- _To be done_:
1 - From the passage on CEQA reform, list every party it names as standing behind high-speed rail.
2 - Proceed with the article on CEQA reform, writing on from its final sentence.

- _Selected passage_:

┄┄┄┄┄┄┄┄┄┄

Though some environmental leaders maintain that CEQA is not the bogeyman it's made out to be, pointing to studies showing only 3 out of every 1,000 CEQA lawsuits end up in court, Moose believes the problem of CEQA abuse is real.

"I continue to be sympathetic with the general thrust of CEQA, the idea of greater public participation and this general
legal mandate to mitigate significant environmental effects where feasible. That strikes me as good public policy," says
Moose. "But over the years, it's been abused more and more. We're spending an awful lot of money on gold-plating documents, fighting off litigation. Most of our resources are flowing to consultants and attorneys and not so much to mitigation. Even though I'm a beneficiary of that to some degree, I'm conscious that money would be better spent on teachers and firefighters."

Moose has watched with interest as this point of view has taken hold among several high-profile Democrats—not usually the group most eager to tackle CEQA. "Traditionally, it's the Republicans that do this, and they have draconian solutions that never went anywhere," says Moose. "Democrats have always just worked on the margins, never passing anything labor unions didn't like."

That changed last summer with Sen. Michael Rubio's (D-Bakersfield) aborted bid to comprehensively reform the law, which drew the ire of environmentalists and was shelved by Senate leaders, who promised to take up the debate again this year.

"The bill Sen. Rubio had last summer is interpreted differently by different people," says Moose. "I think some good drafting has to happen before a compromise can be reached on that subject."

The root of the problem

Moose believes that work should aim at what he views as CEQA's primary issue—the length of time the law allows projects to be tied up in court.

"My primary belief is that the sheer amount of time it takes to get through court is a huge part of the problem. A neighbor [who files suit against a project] can count on holding it up a minimum of 2-3 years and possibly 5-6 years with an appeal, even if they are ultimately unsuccessful," he says. "If the court process could be shortened to just a year or two, a lot of that leverage would shift, and the uncertainty [for business] would be more tolerable."

He points to the two major efforts he has advised the state on—high-speed rail and the Delta water project—as examples of CEQA's impact on projects California needs. "These projects are so important for the state. They are on balance good for the environment, even though they have a footprint, but the deck is stacked against them," says Moose, who is careful to state that he is not a spokesperson for either project and is only offering his personal views.

"With high-speed rail, we have the president, the U.S. Senate, the governor, and the Legislature behind it," he says.

┄┄┄┄┄┄┄┄┄┄

- _Information shown_:

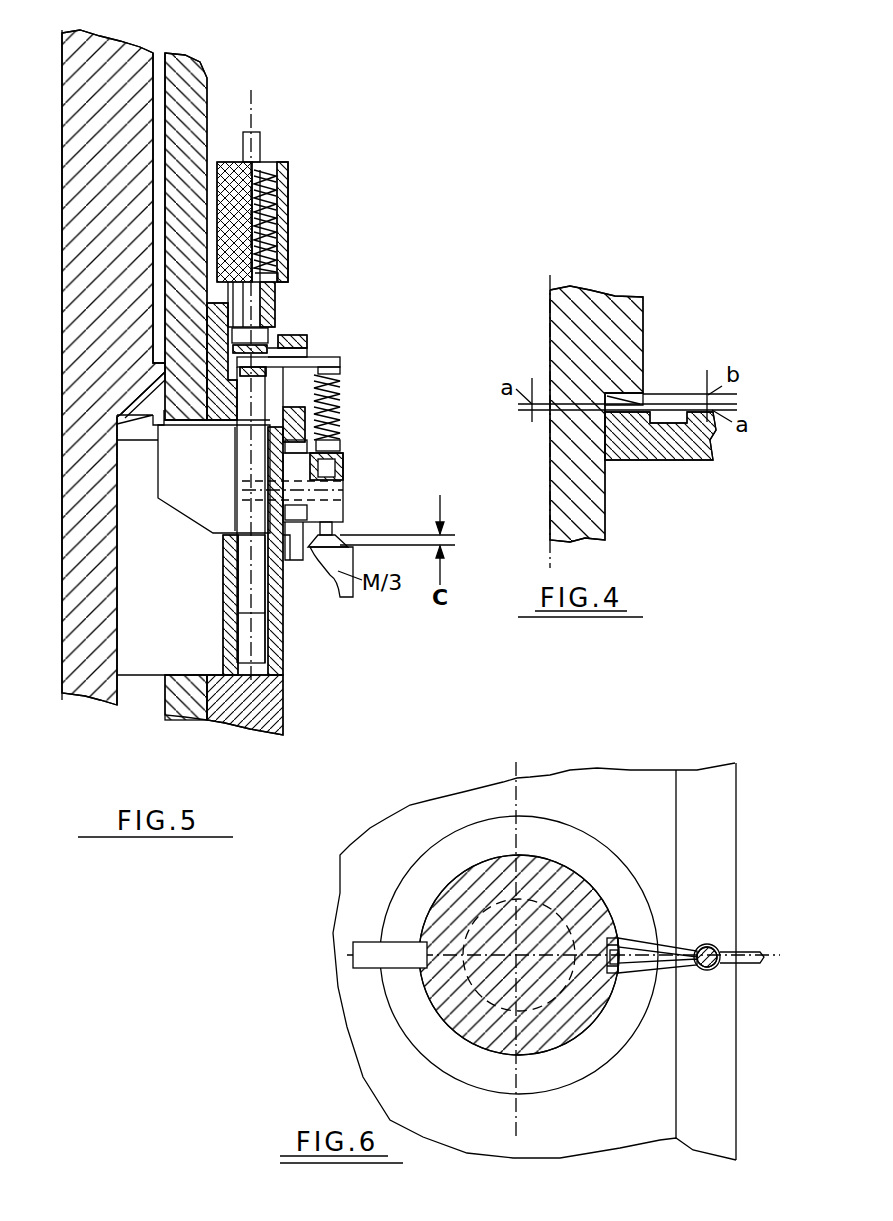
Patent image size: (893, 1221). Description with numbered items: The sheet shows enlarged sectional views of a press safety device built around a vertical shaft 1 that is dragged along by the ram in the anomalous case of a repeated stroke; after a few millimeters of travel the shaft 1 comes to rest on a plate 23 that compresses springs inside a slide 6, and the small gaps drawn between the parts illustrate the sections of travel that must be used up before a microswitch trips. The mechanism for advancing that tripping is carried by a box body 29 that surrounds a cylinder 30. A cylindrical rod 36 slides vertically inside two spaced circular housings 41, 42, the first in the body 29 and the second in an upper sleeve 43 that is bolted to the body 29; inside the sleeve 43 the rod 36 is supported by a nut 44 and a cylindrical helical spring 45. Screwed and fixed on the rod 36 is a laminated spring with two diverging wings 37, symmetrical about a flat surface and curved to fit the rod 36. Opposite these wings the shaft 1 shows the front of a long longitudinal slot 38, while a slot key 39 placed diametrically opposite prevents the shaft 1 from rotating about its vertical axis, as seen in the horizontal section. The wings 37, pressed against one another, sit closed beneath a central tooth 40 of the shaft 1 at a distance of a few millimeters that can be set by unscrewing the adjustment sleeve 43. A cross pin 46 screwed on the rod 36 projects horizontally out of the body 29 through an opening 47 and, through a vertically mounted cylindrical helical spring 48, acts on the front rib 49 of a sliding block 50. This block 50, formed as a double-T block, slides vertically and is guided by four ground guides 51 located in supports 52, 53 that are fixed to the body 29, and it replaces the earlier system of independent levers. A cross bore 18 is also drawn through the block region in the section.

┄┄┄┄┄┄┄┄┄┄

- _Solved tasks_:
1 - the president, the U.S. Senate, the governor, the Legislature

2 -
"Billions of dollars have been given to California that could be lost if the thing goes awry in court. Under those
circumstances, if one farmer finds one flaw with the [state's Environmental Impact Report], they shouldn't be able to kill the project—that seems like an undemocratic result to me."

Moose believes it's time to alter the law to avoid the proliferation of lawsuits, speed up the legal process, and prevent
litigation abuse.

"It seems like the standards are impossible to meet under the current approach. My own feeling is California is so wound up in knots, it's an open question about whether we can do any new infrastructure now," he says. "Look around the state:

Sacramento, where I live, would be uninhabitable without the great water and flood control projects. We're not reciprocating for future generations—in part because we're too cheap, and in part because we've tied ourselves up so much we can't do it."

So what can be done?

Moose and the Enhanced CEQA Action Team have developed a range of solutions for remedying this situation. Three of their many proposed amendments to CEQA can be found below:

1. Avoid lawsuits in the first place: Right now, CEQA has a relatively low bar for requiring projects to complete a full
Environmental Impact Report, the costly review process required by the law. If someone can make a "fair argument" that there is substantial evidence the project may have a significant impact on the environment, an EIR is required. This drives up project costs. Indeed, the tens of thousands of dollars an EIR costs often nips many cash-strapped projects in the bud.

Moose proposes adjusting that standard by creating CEQA "safe harbors," where projects can avoid preparing EIRs if they voluntarily propose strict mitigation measures consistent with broader environmental goals. As Moose puts it, this might involve mitigating "impacts to air quality, habitat, and agricultural land to less than significant levels by funding
programs that offset air pollution, preserve and enhance offsite habitat, and preserve offsite agricultural lands."

Moose also says lawmakers could eliminate the "fair argument" standard when it comes to the aesthetic impact of a project in an urban area—which some consider an obstacle to infill development—when the project is already subject to a local design review process.

2. Speed up the process: When a CEQA violation is found, courts today often require agencies to go back and redo their entire environmental analysis. This can add several years—and millions of dollars—to the project. Moose's proposed amendment would give courts more discretion to allow "particularly important or compelling projects" with only "harmless errors" to proceed while their minor CEQA violations are addressed.

3. Raise the stakes by charging attorney's fees: Moose has proposed an amendment that would require defendants (a developer trying to build mixed-use housing, say) to pay attorney's fees when they lose an EIR challenge only for the time their challengers spent on making "meritorious arguments." Today, losing defendants pay the full cost of their opponents' legal bills—giving plaintiff's attorneys a financial incentive to try every imaginable legal argument and drag out the process as long as possible.

Moose also proposes an amendment that would allow courts to conduct discovery on the anonymous "citizens' organizations" that often file CEQA suits to determine if they are fronts for what he calls "deep-pocketed economic interests." (For example, a business competitor, as opposed to a group with a legitimate environmental concern.) If so, he thinks the court should be able to order those interests to post bond and, if they lose, to pay the winning party's attorney's fees.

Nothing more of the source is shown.